» **DIRECTIONS**
Tally each line where the word "Channel" occurs, then give only the total.

══ AVAILABLE DATA ══

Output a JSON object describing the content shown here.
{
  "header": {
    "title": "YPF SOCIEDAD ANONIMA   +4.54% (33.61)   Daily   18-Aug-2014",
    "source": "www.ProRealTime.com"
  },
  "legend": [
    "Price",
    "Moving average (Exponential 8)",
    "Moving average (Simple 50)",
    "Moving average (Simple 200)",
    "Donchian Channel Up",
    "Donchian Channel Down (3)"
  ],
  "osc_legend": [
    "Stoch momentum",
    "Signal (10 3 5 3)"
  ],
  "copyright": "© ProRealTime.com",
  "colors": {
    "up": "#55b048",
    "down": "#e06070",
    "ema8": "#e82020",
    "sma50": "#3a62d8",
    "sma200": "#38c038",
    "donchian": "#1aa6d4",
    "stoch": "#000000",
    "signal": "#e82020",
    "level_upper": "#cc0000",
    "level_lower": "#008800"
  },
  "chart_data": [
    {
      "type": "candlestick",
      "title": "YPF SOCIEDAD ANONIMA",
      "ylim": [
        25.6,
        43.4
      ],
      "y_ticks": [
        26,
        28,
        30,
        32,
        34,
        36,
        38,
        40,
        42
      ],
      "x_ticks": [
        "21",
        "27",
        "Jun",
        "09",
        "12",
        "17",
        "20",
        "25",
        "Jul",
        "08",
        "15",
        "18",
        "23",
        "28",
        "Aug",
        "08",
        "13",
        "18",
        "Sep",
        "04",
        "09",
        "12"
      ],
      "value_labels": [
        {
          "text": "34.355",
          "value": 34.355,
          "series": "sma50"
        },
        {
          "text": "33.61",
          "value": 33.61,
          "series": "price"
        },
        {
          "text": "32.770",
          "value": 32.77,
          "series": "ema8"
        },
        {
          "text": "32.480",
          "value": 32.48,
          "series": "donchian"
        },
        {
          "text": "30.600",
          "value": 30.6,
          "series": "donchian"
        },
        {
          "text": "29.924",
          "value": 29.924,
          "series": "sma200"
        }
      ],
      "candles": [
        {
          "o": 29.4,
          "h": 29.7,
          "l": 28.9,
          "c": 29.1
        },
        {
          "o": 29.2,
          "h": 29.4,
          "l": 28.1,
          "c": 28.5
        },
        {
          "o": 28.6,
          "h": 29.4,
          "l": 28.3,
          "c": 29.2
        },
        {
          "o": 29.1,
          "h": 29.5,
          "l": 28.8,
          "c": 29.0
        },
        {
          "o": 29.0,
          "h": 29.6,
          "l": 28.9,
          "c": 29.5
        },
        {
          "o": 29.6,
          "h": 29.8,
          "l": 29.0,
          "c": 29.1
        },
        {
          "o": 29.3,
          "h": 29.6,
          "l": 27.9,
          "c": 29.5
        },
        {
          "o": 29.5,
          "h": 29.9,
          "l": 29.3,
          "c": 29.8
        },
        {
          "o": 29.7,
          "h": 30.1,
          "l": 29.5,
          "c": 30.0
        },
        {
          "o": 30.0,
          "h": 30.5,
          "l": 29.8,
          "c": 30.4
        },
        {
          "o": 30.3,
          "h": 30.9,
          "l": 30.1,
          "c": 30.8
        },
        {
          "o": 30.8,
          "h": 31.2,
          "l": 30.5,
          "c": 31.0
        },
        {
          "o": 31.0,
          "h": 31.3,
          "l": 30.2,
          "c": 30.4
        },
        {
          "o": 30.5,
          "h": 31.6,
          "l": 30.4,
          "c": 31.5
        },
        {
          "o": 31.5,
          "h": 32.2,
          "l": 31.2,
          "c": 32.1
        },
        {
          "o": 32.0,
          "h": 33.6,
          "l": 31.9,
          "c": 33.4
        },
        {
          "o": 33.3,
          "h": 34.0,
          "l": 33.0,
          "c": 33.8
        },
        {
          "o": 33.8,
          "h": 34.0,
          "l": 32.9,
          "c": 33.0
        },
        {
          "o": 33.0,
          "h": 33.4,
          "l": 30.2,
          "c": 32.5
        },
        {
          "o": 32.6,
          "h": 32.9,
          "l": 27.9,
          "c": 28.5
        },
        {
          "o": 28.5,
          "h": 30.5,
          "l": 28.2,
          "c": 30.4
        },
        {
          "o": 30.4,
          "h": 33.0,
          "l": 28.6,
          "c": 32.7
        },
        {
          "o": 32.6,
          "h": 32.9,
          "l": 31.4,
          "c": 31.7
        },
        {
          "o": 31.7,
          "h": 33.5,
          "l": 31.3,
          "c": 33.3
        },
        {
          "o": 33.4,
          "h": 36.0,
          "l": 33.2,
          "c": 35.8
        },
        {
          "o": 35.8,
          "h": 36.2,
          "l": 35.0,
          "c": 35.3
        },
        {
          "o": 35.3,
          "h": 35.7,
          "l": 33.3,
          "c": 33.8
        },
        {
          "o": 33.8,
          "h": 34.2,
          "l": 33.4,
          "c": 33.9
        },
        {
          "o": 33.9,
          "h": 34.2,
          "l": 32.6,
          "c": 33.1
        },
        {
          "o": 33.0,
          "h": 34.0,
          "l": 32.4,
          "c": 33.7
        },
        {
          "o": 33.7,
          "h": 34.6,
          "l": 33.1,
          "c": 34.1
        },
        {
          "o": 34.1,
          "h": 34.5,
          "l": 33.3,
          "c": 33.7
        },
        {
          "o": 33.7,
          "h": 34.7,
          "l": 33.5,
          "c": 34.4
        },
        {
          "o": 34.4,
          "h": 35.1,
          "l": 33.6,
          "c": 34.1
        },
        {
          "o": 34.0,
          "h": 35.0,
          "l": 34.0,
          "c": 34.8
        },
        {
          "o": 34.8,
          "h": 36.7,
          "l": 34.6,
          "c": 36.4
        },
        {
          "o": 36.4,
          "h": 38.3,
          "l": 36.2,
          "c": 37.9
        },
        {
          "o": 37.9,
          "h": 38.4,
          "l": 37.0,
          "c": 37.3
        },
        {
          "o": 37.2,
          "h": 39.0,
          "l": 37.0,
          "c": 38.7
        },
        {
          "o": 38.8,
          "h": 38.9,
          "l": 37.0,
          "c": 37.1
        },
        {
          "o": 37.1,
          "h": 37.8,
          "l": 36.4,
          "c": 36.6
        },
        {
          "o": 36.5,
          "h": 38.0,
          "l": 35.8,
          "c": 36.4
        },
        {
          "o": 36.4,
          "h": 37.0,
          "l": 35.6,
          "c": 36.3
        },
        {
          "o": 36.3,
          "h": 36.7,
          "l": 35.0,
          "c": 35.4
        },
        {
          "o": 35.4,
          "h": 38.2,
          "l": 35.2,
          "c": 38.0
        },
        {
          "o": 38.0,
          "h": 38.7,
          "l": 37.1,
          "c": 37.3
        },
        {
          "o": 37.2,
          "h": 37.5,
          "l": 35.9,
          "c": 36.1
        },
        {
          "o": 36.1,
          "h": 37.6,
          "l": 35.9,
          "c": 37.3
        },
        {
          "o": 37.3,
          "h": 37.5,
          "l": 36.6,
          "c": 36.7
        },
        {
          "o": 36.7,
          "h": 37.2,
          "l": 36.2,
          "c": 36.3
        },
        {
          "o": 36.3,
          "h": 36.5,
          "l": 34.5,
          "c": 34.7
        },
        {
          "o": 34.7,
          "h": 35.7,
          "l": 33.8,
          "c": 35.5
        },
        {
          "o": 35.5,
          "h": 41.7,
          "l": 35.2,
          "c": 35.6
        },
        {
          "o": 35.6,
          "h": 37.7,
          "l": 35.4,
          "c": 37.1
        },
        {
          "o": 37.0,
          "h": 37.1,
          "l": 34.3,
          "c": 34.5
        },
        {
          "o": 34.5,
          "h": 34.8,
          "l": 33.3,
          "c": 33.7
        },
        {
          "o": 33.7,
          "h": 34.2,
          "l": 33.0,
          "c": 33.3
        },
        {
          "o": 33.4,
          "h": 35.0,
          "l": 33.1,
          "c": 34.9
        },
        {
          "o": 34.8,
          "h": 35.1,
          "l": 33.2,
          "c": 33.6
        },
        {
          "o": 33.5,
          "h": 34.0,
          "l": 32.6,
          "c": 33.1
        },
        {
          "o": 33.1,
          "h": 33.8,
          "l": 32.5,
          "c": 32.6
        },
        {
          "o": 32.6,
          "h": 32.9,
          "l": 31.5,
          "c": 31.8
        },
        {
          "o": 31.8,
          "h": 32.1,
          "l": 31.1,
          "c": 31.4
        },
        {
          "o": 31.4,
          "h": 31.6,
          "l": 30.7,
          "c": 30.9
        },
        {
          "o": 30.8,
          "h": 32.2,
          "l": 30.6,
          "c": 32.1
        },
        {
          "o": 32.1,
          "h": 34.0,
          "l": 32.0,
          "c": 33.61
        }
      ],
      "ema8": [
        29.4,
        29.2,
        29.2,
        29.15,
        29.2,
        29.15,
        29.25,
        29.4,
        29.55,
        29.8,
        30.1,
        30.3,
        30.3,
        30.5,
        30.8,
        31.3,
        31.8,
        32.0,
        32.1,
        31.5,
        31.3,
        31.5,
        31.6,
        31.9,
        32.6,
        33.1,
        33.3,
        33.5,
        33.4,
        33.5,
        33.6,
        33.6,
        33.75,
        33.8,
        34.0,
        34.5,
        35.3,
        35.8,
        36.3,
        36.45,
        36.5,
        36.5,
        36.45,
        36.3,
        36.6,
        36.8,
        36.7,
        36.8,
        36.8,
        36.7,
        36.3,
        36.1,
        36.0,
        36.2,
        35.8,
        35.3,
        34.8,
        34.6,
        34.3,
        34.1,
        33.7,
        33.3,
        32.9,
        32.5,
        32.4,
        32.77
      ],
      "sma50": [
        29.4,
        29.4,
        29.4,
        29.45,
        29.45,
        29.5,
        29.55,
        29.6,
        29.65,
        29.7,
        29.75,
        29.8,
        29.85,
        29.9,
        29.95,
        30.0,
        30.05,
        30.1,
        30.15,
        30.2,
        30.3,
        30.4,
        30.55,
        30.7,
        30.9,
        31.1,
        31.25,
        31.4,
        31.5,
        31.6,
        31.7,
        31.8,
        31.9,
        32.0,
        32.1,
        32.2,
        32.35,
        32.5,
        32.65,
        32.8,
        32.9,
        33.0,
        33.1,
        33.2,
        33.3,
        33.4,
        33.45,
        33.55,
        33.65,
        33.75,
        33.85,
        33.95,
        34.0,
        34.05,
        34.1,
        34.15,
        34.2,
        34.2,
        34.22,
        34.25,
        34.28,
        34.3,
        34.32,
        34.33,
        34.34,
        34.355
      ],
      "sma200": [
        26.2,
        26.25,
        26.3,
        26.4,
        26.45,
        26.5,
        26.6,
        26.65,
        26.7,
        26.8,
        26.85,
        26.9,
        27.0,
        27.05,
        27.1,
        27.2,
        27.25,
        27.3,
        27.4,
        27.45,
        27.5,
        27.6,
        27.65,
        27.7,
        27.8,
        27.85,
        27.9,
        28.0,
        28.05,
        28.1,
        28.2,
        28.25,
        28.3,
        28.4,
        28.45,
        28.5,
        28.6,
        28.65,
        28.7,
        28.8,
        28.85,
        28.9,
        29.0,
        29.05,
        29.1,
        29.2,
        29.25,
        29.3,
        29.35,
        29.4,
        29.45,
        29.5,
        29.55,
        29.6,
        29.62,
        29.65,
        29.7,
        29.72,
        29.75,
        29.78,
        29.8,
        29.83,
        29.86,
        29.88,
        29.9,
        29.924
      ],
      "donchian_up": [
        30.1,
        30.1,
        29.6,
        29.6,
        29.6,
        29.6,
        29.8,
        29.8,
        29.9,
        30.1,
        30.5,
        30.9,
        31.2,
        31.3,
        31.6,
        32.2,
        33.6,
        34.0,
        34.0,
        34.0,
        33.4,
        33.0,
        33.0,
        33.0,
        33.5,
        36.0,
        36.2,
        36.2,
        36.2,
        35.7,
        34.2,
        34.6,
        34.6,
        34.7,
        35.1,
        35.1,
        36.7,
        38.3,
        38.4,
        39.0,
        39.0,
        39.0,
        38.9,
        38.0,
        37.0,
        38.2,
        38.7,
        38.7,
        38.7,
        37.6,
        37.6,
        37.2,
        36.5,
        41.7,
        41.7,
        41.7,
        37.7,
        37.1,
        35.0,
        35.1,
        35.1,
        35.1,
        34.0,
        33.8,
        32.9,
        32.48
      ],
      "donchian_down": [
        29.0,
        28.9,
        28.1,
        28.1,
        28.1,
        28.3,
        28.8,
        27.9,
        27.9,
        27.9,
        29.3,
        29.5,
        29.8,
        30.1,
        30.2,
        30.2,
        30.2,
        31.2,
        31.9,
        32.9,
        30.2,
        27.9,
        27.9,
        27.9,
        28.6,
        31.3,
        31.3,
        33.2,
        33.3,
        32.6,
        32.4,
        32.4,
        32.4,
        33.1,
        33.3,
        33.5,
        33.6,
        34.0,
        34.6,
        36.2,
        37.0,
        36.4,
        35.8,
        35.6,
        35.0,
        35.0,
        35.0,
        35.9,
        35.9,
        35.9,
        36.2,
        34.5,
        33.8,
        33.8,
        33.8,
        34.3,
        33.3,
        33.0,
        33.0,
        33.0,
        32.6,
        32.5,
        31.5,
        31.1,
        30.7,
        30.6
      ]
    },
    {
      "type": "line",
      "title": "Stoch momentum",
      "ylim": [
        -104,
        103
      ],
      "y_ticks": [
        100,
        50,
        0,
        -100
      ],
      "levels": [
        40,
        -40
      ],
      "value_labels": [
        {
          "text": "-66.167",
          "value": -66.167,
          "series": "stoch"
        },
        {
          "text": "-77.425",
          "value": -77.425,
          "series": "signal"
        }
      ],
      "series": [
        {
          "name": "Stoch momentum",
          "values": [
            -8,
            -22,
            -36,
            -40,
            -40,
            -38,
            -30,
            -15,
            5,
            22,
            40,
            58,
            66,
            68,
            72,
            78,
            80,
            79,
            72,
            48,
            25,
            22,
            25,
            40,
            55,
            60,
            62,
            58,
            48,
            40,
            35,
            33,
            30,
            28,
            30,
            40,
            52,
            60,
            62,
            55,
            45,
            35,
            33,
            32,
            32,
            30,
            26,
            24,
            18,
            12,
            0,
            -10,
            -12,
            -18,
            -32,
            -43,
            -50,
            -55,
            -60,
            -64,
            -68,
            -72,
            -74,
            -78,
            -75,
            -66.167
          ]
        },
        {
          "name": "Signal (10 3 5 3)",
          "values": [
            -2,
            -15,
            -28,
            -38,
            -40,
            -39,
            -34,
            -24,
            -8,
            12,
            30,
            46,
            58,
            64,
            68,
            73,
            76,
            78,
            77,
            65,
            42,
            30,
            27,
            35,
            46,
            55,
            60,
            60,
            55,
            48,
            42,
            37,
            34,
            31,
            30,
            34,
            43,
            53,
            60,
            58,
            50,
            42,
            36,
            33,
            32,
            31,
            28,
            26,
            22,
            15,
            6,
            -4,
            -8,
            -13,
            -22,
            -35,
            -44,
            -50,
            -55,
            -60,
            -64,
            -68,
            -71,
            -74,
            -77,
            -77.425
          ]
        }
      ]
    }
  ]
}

═══

» **RESULT FOR THIS EXERCISE**
2